Material for the task:
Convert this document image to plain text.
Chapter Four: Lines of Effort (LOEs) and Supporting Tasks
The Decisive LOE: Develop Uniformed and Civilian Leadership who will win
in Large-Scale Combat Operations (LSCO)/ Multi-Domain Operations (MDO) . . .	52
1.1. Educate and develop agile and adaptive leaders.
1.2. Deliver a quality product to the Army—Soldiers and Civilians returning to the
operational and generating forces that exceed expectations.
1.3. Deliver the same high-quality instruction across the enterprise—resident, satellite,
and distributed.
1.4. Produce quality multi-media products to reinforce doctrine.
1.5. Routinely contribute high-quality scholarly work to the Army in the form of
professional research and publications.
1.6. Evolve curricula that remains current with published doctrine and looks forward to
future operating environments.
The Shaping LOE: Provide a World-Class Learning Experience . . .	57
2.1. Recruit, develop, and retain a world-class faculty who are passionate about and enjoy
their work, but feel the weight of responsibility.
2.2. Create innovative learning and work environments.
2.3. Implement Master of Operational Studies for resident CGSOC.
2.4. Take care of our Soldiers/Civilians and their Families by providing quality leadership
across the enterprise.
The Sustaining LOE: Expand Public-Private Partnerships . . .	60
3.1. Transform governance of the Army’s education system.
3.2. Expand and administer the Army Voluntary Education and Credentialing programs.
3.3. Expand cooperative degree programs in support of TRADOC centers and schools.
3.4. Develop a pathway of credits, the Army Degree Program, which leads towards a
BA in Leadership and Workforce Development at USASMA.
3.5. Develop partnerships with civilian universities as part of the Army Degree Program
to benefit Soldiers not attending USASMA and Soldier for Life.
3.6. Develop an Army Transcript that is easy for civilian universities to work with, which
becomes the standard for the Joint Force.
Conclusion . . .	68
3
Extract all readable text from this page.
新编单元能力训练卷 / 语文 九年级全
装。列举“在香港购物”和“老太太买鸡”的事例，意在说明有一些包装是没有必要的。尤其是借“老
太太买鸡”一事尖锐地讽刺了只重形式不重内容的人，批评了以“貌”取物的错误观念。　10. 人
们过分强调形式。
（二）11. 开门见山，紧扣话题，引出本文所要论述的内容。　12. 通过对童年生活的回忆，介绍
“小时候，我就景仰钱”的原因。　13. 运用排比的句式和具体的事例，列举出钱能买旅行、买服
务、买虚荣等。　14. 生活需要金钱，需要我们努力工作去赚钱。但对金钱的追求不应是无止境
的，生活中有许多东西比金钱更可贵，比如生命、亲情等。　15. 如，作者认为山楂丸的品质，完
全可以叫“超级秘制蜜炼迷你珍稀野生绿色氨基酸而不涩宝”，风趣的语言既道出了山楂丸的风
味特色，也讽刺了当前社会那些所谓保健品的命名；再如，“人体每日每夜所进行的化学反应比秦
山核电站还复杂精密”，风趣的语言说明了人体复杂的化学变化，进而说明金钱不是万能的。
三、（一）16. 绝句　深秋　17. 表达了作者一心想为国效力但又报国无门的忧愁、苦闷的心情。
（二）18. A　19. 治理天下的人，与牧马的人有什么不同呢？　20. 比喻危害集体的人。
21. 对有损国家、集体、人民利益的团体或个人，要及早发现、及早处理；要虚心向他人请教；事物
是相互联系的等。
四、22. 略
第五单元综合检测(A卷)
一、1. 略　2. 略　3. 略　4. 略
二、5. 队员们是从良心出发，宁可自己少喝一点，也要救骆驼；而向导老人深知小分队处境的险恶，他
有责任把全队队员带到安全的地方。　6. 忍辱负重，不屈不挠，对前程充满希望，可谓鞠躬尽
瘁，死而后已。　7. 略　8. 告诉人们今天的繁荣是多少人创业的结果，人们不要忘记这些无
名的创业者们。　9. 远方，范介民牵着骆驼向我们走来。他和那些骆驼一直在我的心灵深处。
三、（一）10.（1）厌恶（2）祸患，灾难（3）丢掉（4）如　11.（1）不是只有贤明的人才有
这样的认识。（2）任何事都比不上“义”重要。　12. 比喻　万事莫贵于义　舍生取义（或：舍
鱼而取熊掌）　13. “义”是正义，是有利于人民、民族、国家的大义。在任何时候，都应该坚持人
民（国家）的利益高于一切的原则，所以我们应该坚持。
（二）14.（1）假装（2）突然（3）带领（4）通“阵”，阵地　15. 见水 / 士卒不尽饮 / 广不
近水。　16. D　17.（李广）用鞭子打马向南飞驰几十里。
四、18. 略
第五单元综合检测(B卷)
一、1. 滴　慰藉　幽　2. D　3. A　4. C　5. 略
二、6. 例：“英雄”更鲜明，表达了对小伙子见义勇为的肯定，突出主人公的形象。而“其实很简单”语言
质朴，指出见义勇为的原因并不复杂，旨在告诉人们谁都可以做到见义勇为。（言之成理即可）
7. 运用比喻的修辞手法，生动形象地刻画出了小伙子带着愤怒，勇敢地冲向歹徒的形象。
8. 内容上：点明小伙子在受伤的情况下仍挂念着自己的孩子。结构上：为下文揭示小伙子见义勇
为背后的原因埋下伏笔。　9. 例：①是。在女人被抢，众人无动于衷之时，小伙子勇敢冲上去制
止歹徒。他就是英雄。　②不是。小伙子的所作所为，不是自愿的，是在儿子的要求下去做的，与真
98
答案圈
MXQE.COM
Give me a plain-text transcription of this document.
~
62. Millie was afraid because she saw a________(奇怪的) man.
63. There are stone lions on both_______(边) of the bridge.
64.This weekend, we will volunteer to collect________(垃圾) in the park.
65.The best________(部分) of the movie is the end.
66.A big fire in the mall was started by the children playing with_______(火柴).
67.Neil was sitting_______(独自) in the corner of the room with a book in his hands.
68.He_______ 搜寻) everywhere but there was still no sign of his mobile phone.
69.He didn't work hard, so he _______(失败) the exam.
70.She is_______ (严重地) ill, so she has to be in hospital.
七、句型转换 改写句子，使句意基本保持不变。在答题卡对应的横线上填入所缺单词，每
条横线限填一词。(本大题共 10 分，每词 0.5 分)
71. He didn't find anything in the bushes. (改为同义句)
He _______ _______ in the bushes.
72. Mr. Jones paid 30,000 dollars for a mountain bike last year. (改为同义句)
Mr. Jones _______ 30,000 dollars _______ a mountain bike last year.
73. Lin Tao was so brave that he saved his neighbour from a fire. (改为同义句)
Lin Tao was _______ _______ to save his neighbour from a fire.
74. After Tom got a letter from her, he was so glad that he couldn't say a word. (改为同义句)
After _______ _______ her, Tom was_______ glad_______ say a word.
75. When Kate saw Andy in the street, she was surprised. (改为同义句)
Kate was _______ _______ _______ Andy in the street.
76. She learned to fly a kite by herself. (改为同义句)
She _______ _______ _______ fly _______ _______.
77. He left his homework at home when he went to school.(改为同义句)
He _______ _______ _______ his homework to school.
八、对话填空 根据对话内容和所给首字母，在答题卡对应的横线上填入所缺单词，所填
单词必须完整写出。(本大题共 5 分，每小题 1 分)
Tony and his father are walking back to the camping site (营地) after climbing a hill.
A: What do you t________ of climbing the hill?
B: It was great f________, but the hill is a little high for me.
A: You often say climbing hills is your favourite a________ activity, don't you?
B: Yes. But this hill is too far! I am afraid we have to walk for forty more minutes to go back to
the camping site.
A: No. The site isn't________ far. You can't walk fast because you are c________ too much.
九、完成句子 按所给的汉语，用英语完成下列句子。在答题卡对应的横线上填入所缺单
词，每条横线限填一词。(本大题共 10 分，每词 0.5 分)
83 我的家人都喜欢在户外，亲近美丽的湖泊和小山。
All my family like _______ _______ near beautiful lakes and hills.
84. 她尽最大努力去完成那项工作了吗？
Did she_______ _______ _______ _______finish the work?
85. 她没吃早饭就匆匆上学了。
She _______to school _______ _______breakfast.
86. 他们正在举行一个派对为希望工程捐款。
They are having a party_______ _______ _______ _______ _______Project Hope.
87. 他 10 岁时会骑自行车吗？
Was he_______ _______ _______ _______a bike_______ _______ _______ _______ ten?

Given request: Scan the material above. Copy each line where "from" occurs.

Reply:
Extract all readable text from this page.
73. Lin Tao was so brave that he saved his neighbour from a fire. (改为同义句)
Lin Tao was _______ _______ to save his neighbour from a fire.
74. After Tom got a letter from her, he was so glad that he couldn't say a word. (改为同义句)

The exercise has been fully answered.